--- Start ---
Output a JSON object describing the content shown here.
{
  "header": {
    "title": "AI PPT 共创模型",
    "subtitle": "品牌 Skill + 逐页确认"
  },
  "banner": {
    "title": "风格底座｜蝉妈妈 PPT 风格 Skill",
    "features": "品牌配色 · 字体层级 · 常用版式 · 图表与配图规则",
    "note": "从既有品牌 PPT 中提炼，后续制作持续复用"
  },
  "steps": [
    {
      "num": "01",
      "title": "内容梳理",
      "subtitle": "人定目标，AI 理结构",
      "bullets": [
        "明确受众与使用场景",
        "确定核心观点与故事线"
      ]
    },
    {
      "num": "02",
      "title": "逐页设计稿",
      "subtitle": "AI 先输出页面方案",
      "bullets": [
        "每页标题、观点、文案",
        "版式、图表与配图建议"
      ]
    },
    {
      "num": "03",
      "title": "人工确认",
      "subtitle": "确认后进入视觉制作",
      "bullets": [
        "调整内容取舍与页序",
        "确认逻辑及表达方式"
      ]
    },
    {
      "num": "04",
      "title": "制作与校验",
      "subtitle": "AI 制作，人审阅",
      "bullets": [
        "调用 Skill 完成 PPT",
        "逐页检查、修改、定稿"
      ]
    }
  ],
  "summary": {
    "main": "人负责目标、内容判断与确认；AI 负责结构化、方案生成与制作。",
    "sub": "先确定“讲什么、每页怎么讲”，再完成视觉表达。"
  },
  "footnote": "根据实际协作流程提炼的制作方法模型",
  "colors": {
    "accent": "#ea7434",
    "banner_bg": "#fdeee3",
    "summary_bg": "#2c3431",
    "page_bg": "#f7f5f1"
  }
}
--- End ---
- _Exercise details_
Each entry must be reproduced verbatim.

- _Task output_
Output a JSON object describing the content shown here.
{
  "header": {
    "title": "AI PPT 共创模型",
    "subtitle": "品牌 Skill + 逐页确认"
  },
  "banner": {
    "title": "风格底座｜蝉妈妈 PPT 风格 Skill",
    "features": "品牌配色 · 字体层级 · 常用版式 · 图表与配图规则",
    "note": "从既有品牌 PPT 中提炼，后续制作持续复用"
  },
  "steps": [
    {
      "num": "01",
      "title": "内容梳理",
      "subtitle": "人定目标，AI 理结构",
      "bullets": [
        "明确受众与使用场景",
        "确定核心观点与故事线"
      ]
    },
    {
      "num": "02",
      "title": "逐页设计稿",
      "subtitle": "AI 先输出页面方案",
      "bullets": [
        "每页标题、观点、文案",
        "版式、图表与配图建议"
      ]
    },
    {
      "num": "03",
      "title": "人工确认",
      "subtitle": "确认后进入视觉制作",
      "bullets": [
        "调整内容取舍与页序",
        "确认逻辑及表达方式"
      ]
    },
    {
      "num": "04",
      "title": "制作与校验",
      "subtitle": "AI 制作，人审阅",
      "bullets": [
        "调用 Skill 完成 PPT",
        "逐页检查、修改、定稿"
      ]
    }
  ],
  "summary": {
    "main": "人负责目标、内容判断与确认；AI 负责结构化、方案生成与制作。",
    "sub": "先确定“讲什么、每页怎么讲”，再完成视觉表达。"
  },
  "footnote": "根据实际协作流程提炼的制作方法模型",
  "colors": {
    "accent": "#ea7434",
    "banner_bg": "#fdeee3",
    "summary_bg": "#2c3431",
    "page_bg": "#f7f5f1"
  }
}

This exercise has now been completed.